▸ EXCERPTED PASSAGE
- - - - -

Augusta of Saxe-Weimar-Eisenach was born on September 30th, 1811, as the second daughter and third child of Charles Frederick, Duke of Saxe-Weimar-Eisenach, and Maria Pavlovna of Russia. Augusta’s mother was the granddaughter of Catherine the Great, Tsarina of Russia, making Augusta Catherine the Great’s great-granddaughter. Augusta was given a good education which included drawing and music lessons.
Augusta first met her future husband, Prince Wilhelm of Prussia, when she was fifteen. He thought that she had an “excellent personality,” but found her sister, who had married his younger brother, to be more attractive. At the time of their first meeting, Wilhelm was in love with Elisa Radziwill, a Polish princess. Elisa was considered too lowborn to marry Wilhelm, though his father, King William III of Prussia, encouraged their romance. Wilhelm was still very much in love with Elisa when he began looking for a different, more suitable princess to marry.
He proposed to Augusta in 1828, though he wrote that while his fiancée was intelligent and pretty, he did not truly love her, saying that one could only love once. They married in June of 1829. The couple was content in their marriage, though they never grew to love each other, and the Prussian court received Augusta well. Three years after their marriage, Augusta gave birth to their only son, Friedrich. Their only daughter, Louise, was born seven years later.
Augusta was a natural politician and participated in politics very much. In March of 1848, demonstrators were fired upon by soldiers, and Wilhelm was blamed for the bloodshed. They took his brother’s advice and left for Potsdam, where they kept a low profile. Liberals discussed forcing the King to abdicate and forcing his younger brother Wilhelm to give up his right to the throne, so Augusta could become regent for her son.
Augusta and her family moved to Koblenz, where she lived a happy life. Her children both grew into adults. Her son, Frederick, received a good education and became engaged to Victoria of the United Kingdom, Princess Royal, and her daughter, Louise, married the Grand Duke of Baden. Augusta was fond of her liberal daughter-in-law, Victoria, and hoped that she would influence Frederick to be a more liberal monarch if he came to the throne.
Frederick inheriting his uncle’s throne seemed quite likely. King Frederick William IV suffered several strokes and was unable to rule, so Augusta and Wilhelm returned to Berlin. He died childless not long after, and Wilhelm became King of Prussia. He dissolved Parliament since the Parliament would not do whatever he wanted, and he appointed Otto von Bismark as chancellor. This horrified both Augusta and her daughter-in-law. Augusta snubbed Bismark’s wife, and Bismark tried to tarnish Augusta and her daughter-in-law’s image as much as he could.
Augusta hated war, and instead of celebrating victories, she mourned for the dead. She and her daughter-in-law both made friends with Florence Nightingale, who advised them on cleanliness in hospitals. After the Austro-Prussian War, the Franco-Prussian War broke out. The result of that war was the unification of Prussia and the other small German states into the German Empire, which would be ruled by Augusta’s husband, now Kaiser Wilhelm I. Augusta wasn’t pleased, since her family gained the crown after a war.
After a fall in 1881, Augusta was left with painful injuries, made worse by rheumatism that she had been suffering from for a while. Her husband, Wilhelm, died at the age of ninety and was succeeded by her son, Frederick III. Frederick wasn’t in good health himself and died ninety-nine days after becoming Kaiser. She got to see her grandson, Wilhelm, whom she had always dearly loved, become Kaiser Wilhelm II, and died on January 7th, 1890. Augusta was 78.

- - - - -

▸ DATA SHOWN
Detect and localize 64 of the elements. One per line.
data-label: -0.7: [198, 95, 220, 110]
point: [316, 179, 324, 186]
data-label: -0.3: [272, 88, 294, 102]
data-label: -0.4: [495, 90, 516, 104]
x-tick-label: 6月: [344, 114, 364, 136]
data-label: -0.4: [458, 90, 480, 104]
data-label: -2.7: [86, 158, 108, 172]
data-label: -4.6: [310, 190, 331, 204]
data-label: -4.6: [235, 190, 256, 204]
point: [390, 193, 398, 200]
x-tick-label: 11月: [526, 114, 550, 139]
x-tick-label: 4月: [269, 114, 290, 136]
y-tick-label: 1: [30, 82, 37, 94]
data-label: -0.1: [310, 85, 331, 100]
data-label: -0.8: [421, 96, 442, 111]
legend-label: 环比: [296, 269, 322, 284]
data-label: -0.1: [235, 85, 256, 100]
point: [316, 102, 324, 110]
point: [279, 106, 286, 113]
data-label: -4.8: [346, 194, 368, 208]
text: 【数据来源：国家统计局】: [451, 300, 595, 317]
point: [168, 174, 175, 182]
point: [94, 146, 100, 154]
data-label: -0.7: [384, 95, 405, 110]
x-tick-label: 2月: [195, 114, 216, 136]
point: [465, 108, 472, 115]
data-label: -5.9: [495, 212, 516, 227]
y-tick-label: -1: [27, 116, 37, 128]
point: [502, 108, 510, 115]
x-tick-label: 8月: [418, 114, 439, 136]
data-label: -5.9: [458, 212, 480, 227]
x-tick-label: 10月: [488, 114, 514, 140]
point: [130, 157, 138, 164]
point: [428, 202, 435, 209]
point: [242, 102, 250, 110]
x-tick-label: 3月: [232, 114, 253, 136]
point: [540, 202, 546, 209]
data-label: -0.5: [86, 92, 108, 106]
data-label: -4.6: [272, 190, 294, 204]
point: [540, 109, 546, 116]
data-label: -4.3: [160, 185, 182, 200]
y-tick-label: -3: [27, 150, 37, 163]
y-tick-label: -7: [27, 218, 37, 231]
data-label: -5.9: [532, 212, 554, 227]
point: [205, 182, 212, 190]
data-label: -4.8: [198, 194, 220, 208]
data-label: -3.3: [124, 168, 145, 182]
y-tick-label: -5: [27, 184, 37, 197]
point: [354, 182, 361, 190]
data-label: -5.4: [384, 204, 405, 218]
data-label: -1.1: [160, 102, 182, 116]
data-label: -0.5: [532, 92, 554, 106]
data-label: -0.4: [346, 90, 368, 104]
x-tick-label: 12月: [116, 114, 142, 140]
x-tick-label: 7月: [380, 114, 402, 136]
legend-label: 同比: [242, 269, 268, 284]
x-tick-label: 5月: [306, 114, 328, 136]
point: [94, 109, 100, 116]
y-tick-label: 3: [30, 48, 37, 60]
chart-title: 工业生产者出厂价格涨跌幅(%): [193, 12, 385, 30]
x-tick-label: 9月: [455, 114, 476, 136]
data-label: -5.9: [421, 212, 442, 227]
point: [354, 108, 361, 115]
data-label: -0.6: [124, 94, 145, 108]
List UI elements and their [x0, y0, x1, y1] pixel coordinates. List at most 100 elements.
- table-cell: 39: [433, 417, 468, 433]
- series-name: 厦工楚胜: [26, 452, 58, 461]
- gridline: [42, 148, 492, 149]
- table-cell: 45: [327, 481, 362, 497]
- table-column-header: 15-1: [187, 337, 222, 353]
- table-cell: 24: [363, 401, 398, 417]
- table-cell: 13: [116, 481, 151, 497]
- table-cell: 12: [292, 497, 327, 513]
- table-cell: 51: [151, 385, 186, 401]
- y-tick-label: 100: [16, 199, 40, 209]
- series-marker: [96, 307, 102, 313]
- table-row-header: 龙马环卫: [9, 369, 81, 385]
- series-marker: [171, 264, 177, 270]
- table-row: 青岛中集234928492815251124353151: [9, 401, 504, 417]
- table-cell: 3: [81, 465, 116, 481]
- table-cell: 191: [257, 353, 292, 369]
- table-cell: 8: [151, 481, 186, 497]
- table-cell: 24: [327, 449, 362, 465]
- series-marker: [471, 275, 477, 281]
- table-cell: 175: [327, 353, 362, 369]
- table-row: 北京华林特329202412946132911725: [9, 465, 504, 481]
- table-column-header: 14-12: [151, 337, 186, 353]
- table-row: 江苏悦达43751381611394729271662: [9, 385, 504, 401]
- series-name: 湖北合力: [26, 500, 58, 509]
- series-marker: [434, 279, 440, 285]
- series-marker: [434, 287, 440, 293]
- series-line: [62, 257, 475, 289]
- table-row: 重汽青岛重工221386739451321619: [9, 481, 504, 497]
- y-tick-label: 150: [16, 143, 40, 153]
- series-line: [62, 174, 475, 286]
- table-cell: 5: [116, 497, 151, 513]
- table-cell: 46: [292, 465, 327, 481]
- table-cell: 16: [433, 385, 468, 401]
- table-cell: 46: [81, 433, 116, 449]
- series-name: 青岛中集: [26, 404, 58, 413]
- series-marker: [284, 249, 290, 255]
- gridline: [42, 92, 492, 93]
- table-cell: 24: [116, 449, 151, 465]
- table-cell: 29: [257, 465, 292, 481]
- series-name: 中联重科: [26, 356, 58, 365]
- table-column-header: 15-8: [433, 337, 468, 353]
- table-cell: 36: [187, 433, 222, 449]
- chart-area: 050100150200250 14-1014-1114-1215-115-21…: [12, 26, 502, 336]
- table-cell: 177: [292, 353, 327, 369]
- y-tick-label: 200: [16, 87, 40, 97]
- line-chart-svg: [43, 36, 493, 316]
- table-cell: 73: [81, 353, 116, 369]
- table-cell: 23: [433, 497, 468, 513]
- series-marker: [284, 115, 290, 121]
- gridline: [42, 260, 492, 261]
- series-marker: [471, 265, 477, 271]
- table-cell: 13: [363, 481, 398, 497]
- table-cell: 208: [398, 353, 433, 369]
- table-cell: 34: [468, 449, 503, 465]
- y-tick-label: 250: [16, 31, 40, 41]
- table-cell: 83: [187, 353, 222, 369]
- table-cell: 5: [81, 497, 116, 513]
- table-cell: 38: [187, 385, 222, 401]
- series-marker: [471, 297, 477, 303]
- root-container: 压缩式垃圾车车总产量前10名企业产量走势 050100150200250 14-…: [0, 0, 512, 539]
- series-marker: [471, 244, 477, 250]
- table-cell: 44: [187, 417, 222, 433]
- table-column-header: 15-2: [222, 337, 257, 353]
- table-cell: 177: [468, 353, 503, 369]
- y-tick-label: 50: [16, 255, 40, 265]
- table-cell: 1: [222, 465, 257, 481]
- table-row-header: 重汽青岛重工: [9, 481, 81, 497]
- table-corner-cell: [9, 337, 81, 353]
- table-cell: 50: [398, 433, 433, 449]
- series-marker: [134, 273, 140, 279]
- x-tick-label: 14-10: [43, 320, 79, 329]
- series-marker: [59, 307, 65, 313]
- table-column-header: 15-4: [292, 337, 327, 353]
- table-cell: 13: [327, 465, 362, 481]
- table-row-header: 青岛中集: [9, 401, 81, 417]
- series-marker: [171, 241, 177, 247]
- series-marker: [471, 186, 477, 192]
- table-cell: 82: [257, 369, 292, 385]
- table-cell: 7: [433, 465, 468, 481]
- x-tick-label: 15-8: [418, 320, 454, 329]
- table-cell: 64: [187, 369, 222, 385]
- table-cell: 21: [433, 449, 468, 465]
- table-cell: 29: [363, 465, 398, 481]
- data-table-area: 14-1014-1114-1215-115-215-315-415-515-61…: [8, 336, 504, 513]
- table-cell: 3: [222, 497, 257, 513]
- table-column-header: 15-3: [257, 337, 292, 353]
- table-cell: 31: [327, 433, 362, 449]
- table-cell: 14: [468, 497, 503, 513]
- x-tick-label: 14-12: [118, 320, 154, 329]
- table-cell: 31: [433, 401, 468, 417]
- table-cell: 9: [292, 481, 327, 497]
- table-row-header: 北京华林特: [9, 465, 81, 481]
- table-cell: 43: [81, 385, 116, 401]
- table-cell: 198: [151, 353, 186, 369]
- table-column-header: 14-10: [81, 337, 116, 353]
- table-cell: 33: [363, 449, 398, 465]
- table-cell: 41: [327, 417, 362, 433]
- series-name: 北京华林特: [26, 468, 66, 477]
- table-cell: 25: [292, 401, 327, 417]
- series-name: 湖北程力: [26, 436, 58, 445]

- - - - -

▸ TASK ITEM A
Using the biography of Augusta, mark each statement yes or no, quoting the exact words that decide it: (i) Augusta was the eldest daughter of her parents; (ii) Wilhelm's father encouraged his romance with Elisa Radziwill; (iii) Augusta celebrated Prussian victories.
▸ TASK ITEM B
Revise the stretch of the biography of Augusta from "Augusta of Saxe-Weimar-Eisenach" through "and music lessons.", putting "painting" in place of "drawing".
None of the rows relate to the text.

▸ WRITTEN ANSWER A
(i) No: "as the second daughter and third child"
(ii) Yes: "though his father, King William III of Prussia, encouraged their romance"
(iii) No: "instead of celebrating victories, she mourned for the dead"

▸ WRITTEN ANSWER B
Augusta of Saxe-Weimar-Eisenach was born on September 30th, 1811, as the second daughter and third child of Charles Frederick, Duke of Saxe-Weimar-Eisenach, and Maria Pavlovna of Russia. Augusta’s mother was the granddaughter of Catherine the Great, Tsarina of Russia, making Augusta Catherine the Great’s great-granddaughter. Augusta was given a good education which included painting and music lessons.